Exercise description: Tally how many lines include "SDTVAR". The number is the whole answer.

Exercise input:
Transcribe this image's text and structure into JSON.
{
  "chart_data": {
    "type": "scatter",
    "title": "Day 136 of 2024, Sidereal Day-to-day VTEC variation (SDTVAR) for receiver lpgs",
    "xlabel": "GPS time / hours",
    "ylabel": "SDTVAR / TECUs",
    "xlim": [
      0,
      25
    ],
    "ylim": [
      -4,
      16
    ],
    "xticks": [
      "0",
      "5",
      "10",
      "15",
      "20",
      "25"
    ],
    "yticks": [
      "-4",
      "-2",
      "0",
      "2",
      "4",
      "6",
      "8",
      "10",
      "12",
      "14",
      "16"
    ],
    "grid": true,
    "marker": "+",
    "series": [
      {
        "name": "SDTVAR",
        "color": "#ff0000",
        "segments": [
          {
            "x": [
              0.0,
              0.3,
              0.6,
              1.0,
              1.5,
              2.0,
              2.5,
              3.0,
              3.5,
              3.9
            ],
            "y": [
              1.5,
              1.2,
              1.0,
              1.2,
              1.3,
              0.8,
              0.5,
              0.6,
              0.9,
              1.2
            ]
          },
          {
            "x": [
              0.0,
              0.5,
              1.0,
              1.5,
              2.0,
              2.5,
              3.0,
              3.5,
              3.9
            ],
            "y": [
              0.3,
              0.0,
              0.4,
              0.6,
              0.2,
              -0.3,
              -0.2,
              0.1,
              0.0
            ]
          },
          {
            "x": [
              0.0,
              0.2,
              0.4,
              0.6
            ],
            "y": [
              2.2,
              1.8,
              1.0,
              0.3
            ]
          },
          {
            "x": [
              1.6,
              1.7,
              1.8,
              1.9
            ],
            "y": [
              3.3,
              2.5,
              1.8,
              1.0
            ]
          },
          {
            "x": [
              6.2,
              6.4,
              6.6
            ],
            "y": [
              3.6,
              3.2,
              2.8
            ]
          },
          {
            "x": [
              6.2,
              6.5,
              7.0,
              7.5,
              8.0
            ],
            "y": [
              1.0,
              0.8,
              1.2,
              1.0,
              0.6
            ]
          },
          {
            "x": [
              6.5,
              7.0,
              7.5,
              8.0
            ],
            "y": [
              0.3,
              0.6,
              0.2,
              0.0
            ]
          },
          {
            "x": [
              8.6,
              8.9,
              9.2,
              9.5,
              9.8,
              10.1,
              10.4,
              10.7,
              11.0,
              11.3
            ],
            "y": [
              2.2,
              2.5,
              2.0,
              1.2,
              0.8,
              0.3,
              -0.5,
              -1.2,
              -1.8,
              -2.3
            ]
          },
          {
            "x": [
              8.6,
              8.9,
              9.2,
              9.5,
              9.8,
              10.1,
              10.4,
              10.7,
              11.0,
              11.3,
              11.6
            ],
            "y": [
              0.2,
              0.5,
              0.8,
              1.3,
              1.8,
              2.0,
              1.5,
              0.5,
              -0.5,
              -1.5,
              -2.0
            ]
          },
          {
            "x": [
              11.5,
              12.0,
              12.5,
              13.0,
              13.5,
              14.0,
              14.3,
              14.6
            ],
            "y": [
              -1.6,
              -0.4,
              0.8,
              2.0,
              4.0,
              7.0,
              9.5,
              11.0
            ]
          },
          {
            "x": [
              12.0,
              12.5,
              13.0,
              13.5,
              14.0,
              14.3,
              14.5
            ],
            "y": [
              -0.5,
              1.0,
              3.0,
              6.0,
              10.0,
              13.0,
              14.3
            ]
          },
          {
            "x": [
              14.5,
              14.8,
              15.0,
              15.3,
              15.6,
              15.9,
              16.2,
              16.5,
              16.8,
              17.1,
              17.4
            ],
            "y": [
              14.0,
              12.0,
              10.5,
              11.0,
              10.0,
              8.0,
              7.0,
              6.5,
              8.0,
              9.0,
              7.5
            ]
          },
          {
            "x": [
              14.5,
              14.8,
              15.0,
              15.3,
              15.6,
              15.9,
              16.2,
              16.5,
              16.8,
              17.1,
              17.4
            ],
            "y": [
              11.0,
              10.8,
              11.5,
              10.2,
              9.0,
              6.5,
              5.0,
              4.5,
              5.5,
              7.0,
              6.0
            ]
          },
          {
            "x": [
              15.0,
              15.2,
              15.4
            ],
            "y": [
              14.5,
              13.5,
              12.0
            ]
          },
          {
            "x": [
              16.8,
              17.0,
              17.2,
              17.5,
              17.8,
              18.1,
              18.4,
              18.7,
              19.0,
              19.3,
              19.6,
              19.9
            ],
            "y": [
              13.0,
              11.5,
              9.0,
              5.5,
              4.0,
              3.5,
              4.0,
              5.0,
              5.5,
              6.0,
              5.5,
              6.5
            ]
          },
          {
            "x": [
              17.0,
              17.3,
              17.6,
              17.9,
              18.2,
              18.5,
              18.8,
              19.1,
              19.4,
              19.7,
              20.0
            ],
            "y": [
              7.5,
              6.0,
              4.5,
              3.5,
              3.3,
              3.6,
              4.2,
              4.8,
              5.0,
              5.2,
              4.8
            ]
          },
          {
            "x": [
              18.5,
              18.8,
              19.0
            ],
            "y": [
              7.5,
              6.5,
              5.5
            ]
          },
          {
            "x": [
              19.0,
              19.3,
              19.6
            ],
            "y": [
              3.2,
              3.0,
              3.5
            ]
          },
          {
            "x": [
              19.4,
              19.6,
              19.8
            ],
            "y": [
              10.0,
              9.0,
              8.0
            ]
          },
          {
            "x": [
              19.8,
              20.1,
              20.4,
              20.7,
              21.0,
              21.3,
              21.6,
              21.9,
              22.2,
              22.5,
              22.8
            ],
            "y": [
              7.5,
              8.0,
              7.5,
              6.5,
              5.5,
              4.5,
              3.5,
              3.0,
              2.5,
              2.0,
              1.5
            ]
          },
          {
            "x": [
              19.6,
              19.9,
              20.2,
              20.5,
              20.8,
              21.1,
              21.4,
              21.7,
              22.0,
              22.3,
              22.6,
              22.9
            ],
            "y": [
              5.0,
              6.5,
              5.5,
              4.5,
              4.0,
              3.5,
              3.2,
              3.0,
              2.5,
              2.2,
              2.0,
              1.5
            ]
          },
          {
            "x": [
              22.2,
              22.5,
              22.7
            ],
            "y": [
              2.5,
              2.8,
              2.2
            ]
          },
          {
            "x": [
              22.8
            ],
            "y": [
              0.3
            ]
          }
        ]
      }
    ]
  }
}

Correct output: 3